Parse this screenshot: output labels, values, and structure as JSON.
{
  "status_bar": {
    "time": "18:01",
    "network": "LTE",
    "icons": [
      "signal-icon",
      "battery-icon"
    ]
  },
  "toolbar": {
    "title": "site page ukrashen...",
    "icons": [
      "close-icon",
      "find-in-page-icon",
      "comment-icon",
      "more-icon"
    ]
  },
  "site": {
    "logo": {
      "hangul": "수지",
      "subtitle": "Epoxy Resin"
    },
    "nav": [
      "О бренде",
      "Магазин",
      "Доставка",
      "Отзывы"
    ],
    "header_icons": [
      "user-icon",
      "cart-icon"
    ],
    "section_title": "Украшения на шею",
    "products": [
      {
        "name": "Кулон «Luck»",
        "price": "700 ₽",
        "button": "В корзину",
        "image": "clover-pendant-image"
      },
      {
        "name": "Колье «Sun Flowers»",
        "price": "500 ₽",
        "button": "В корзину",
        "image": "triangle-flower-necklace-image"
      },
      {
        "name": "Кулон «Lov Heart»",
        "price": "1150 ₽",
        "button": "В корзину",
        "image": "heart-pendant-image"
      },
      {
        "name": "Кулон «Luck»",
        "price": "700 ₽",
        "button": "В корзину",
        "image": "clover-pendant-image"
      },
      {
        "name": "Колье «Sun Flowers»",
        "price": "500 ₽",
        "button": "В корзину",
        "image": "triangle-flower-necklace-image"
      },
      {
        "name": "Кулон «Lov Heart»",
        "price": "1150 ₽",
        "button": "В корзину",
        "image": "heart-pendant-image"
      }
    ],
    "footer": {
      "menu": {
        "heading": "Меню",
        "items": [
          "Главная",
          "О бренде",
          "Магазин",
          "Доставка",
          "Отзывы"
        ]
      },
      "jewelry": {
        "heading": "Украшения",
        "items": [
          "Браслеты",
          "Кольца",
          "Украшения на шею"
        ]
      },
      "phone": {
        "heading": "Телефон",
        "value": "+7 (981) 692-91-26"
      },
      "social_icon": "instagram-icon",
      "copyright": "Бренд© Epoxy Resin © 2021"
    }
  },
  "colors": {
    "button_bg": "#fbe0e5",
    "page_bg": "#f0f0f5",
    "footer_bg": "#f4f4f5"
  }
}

▶ **WHAT IS EXPECTED**: Type out the full listing again, exactly as given.

▶ **THE ANSWER**:
Parse this screenshot: output labels, values, and structure as JSON.
{
  "status_bar": {
    "time": "18:01",
    "network": "LTE",
    "icons": [
      "signal-icon",
      "battery-icon"
    ]
  },
  "toolbar": {
    "title": "site page ukrashen...",
    "icons": [
      "close-icon",
      "find-in-page-icon",
      "comment-icon",
      "more-icon"
    ]
  },
  "site": {
    "logo": {
      "hangul": "수지",
      "subtitle": "Epoxy Resin"
    },
    "nav": [
      "О бренде",
      "Магазин",
      "Доставка",
      "Отзывы"
    ],
    "header_icons": [
      "user-icon",
      "cart-icon"
    ],
    "section_title": "Украшения на шею",
    "products": [
      {
        "name": "Кулон «Luck»",
        "price": "700 ₽",
        "button": "В корзину",
        "image": "clover-pendant-image"
      },
      {
        "name": "Колье «Sun Flowers»",
        "price": "500 ₽",
        "button": "В корзину",
        "image": "triangle-flower-necklace-image"
      },
      {
        "name": "Кулон «Lov Heart»",
        "price": "1150 ₽",
        "button": "В корзину",
        "image": "heart-pendant-image"
      },
      {
        "name": "Кулон «Luck»",
        "price": "700 ₽",
        "button": "В корзину",
        "image": "clover-pendant-image"
      },
      {
        "name": "Колье «Sun Flowers»",
        "price": "500 ₽",
        "button": "В корзину",
        "image": "triangle-flower-necklace-image"
      },
      {
        "name": "Кулон «Lov Heart»",
        "price": "1150 ₽",
        "button": "В корзину",
        "image": "heart-pendant-image"
      }
    ],
    "footer": {
      "menu": {
        "heading": "Меню",
        "items": [
          "Главная",
          "О бренде",
          "Магазин",
          "Доставка",
          "Отзывы"
        ]
      },
      "jewelry": {
        "heading": "Украшения",
        "items": [
          "Браслеты",
          "Кольца",
          "Украшения на шею"
        ]
      },
      "phone": {
        "heading": "Телефон",
        "value": "+7 (981) 692-91-26"
      },
      "social_icon": "instagram-icon",
      "copyright": "Бренд© Epoxy Resin © 2021"
    }
  },
  "colors": {
    "button_bg": "#fbe0e5",
    "page_bg": "#f0f0f5",
    "footer_bg": "#f4f4f5"
  }
}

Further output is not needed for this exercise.